Reproduce every entry exactly, without alteration.
===== RECORDS TO PROCESS =====
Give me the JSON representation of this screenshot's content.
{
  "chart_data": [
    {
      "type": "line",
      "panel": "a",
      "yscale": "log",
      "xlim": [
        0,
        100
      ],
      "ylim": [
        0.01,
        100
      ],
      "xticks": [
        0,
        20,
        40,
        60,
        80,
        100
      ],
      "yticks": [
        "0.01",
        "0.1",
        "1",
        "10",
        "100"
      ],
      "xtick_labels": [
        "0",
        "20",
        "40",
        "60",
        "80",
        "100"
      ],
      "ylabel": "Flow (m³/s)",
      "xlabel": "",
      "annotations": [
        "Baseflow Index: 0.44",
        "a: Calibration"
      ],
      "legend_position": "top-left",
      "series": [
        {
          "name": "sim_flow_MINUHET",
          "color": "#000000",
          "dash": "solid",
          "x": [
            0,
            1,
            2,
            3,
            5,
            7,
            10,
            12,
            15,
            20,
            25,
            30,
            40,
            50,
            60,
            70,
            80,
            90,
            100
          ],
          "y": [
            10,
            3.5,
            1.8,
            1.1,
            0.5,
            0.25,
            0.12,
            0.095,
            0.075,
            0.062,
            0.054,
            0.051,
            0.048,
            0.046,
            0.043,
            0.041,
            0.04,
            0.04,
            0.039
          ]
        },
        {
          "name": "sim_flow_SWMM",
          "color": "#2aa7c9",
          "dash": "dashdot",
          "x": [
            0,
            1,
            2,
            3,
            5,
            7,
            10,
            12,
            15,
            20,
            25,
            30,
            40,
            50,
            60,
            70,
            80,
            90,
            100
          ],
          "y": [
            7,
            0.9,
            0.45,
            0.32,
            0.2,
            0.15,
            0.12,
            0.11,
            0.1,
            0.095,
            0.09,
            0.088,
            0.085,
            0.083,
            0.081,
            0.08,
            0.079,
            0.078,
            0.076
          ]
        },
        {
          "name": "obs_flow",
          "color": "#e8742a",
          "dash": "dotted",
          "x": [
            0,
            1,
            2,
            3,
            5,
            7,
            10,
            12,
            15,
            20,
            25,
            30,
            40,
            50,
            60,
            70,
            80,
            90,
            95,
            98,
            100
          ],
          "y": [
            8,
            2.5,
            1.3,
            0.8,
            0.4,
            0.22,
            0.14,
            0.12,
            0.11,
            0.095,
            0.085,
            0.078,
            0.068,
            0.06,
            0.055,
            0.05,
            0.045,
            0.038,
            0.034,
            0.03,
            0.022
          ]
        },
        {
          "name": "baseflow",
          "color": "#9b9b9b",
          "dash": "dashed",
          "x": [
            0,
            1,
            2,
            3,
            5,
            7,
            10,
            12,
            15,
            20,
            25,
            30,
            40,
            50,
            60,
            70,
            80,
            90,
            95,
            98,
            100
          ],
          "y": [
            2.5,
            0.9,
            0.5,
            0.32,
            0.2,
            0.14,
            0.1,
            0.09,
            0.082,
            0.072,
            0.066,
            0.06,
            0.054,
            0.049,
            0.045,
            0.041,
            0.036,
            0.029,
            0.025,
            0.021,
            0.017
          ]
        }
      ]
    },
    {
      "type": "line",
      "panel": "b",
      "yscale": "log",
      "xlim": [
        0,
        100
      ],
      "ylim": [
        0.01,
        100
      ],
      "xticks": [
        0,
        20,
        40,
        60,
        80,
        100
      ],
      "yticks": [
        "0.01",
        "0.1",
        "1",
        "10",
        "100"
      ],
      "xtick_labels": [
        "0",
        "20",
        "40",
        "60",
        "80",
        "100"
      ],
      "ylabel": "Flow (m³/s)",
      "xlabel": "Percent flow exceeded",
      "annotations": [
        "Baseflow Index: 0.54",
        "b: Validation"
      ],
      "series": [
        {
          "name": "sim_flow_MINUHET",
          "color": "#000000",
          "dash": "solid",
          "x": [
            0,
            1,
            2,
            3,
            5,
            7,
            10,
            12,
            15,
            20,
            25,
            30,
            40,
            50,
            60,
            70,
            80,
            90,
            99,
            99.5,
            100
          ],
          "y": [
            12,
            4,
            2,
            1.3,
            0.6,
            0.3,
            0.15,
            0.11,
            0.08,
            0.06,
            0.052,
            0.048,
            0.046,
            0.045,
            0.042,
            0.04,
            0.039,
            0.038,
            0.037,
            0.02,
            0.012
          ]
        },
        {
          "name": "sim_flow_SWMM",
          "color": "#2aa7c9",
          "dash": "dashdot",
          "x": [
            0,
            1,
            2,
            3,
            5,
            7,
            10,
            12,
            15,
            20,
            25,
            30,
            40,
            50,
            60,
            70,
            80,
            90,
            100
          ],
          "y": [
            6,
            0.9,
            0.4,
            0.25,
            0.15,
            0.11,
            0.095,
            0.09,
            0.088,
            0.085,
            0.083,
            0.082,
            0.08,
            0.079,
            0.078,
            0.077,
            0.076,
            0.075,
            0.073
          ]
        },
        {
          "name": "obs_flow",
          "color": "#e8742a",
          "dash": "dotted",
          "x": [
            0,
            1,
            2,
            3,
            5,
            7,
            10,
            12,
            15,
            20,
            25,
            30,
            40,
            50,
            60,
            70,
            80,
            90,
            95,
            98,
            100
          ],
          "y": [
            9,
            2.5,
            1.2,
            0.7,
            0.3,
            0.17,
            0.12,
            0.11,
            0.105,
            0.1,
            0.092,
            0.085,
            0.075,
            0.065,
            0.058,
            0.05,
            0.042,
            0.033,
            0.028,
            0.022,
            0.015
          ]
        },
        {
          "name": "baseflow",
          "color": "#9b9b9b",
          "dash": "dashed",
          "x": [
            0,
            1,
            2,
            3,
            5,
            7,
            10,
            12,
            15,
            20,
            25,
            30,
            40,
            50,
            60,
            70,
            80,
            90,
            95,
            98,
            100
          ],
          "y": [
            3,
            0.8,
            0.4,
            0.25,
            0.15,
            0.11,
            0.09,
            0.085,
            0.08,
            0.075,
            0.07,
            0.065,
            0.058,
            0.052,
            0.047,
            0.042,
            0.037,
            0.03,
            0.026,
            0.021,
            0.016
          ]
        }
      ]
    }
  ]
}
=====
## COMPLETE RESPONSE
Give me the JSON representation of this screenshot's content.
{
  "chart_data": [
    {
      "type": "line",
      "panel": "a",
      "yscale": "log",
      "xlim": [
        0,
        100
      ],
      "ylim": [
        0.01,
        100
      ],
      "xticks": [
        0,
        20,
        40,
        60,
        80,
        100
      ],
      "yticks": [
        "0.01",
        "0.1",
        "1",
        "10",
        "100"
      ],
      "xtick_labels": [
        "0",
        "20",
        "40",
        "60",
        "80",
        "100"
      ],
      "ylabel": "Flow (m³/s)",
      "xlabel": "",
      "annotations": [
        "Baseflow Index: 0.44",
        "a: Calibration"
      ],
      "legend_position": "top-left",
      "series": [
        {
          "name": "sim_flow_MINUHET",
          "color": "#000000",
          "dash": "solid",
          "x": [
            0,
            1,
            2,
            3,
            5,
            7,
            10,
            12,
            15,
            20,
            25,
            30,
            40,
            50,
            60,
            70,
            80,
            90,
            100
          ],
          "y": [
            10,
            3.5,
            1.8,
            1.1,
            0.5,
            0.25,
            0.12,
            0.095,
            0.075,
            0.062,
            0.054,
            0.051,
            0.048,
            0.046,
            0.043,
            0.041,
            0.04,
            0.04,
            0.039
          ]
        },
        {
          "name": "sim_flow_SWMM",
          "color": "#2aa7c9",
          "dash": "dashdot",
          "x": [
            0,
            1,
            2,
            3,
            5,
            7,
            10,
            12,
            15,
            20,
            25,
            30,
            40,
            50,
            60,
            70,
            80,
            90,
            100
          ],
          "y": [
            7,
            0.9,
            0.45,
            0.32,
            0.2,
            0.15,
            0.12,
            0.11,
            0.1,
            0.095,
            0.09,
            0.088,
            0.085,
            0.083,
            0.081,
            0.08,
            0.079,
            0.078,
            0.076
          ]
        },
        {
          "name": "obs_flow",
          "color": "#e8742a",
          "dash": "dotted",
          "x": [
            0,
            1,
            2,
            3,
            5,
            7,
            10,
            12,
            15,
            20,
            25,
            30,
            40,
            50,
            60,
            70,
            80,
            90,
            95,
            98,
            100
          ],
          "y": [
            8,
            2.5,
            1.3,
            0.8,
            0.4,
            0.22,
            0.14,
            0.12,
            0.11,
            0.095,
            0.085,
            0.078,
            0.068,
            0.06,
            0.055,
            0.05,
            0.045,
            0.038,
            0.034,
            0.03,
            0.022
          ]
        },
        {
          "name": "baseflow",
          "color": "#9b9b9b",
          "dash": "dashed",
          "x": [
            0,
            1,
            2,
            3,
            5,
            7,
            10,
            12,
            15,
            20,
            25,
            30,
            40,
            50,
            60,
            70,
            80,
            90,
            95,
            98,
            100
          ],
          "y": [
            2.5,
            0.9,
            0.5,
            0.32,
            0.2,
            0.14,
            0.1,
            0.09,
            0.082,
            0.072,
            0.066,
            0.06,
            0.054,
            0.049,
            0.045,
            0.041,
            0.036,
            0.029,
            0.025,
            0.021,
            0.017
          ]
        }
      ]
    },
    {
      "type": "line",
      "panel": "b",
      "yscale": "log",
      "xlim": [
        0,
        100
      ],
      "ylim": [
        0.01,
        100
      ],
      "xticks": [
        0,
        20,
        40,
        60,
        80,
        100
      ],
      "yticks": [
        "0.01",
        "0.1",
        "1",
        "10",
        "100"
      ],
      "xtick_labels": [
        "0",
        "20",
        "40",
        "60",
        "80",
        "100"
      ],
      "ylabel": "Flow (m³/s)",
      "xlabel": "Percent flow exceeded",
      "annotations": [
        "Baseflow Index: 0.54",
        "b: Validation"
      ],
      "series": [
        {
          "name": "sim_flow_MINUHET",
          "color": "#000000",
          "dash": "solid",
          "x": [
            0,
            1,
            2,
            3,
            5,
            7,
            10,
            12,
            15,
            20,
            25,
            30,
            40,
            50,
            60,
            70,
            80,
            90,
            99,
            99.5,
            100
          ],
          "y": [
            12,
            4,
            2,
            1.3,
            0.6,
            0.3,
            0.15,
            0.11,
            0.08,
            0.06,
            0.052,
            0.048,
            0.046,
            0.045,
            0.042,
            0.04,
            0.039,
            0.038,
            0.037,
            0.02,
            0.012
          ]
        },
        {
          "name": "sim_flow_SWMM",
          "color": "#2aa7c9",
          "dash": "dashdot",
          "x": [
            0,
            1,
            2,
            3,
            5,
            7,
            10,
            12,
            15,
            20,
            25,
            30,
            40,
            50,
            60,
            70,
            80,
            90,
            100
          ],
          "y": [
            6,
            0.9,
            0.4,
            0.25,
            0.15,
            0.11,
            0.095,
            0.09,
            0.088,
            0.085,
            0.083,
            0.082,
            0.08,
            0.079,
            0.078,
            0.077,
            0.076,
            0.075,
            0.073
          ]
        },
        {
          "name": "obs_flow",
          "color": "#e8742a",
          "dash": "dotted",
          "x": [
            0,
            1,
            2,
            3,
            5,
            7,
            10,
            12,
            15,
            20,
            25,
            30,
            40,
            50,
            60,
            70,
            80,
            90,
            95,
            98,
            100
          ],
          "y": [
            9,
            2.5,
            1.2,
            0.7,
            0.3,
            0.17,
            0.12,
            0.11,
            0.105,
            0.1,
            0.092,
            0.085,
            0.075,
            0.065,
            0.058,
            0.05,
            0.042,
            0.033,
            0.028,
            0.022,
            0.015
          ]
        },
        {
          "name": "baseflow",
          "color": "#9b9b9b",
          "dash": "dashed",
          "x": [
            0,
            1,
            2,
            3,
            5,
            7,
            10,
            12,
            15,
            20,
            25,
            30,
            40,
            50,
            60,
            70,
            80,
            90,
            95,
            98,
            100
          ],
          "y": [
            3,
            0.8,
            0.4,
            0.25,
            0.15,
            0.11,
            0.09,
            0.085,
            0.08,
            0.075,
            0.07,
            0.065,
            0.058,
            0.052,
            0.047,
            0.042,
            0.037,
            0.03,
            0.026,
            0.021,
            0.016
          ]
        }
      ]
    }
  ]
}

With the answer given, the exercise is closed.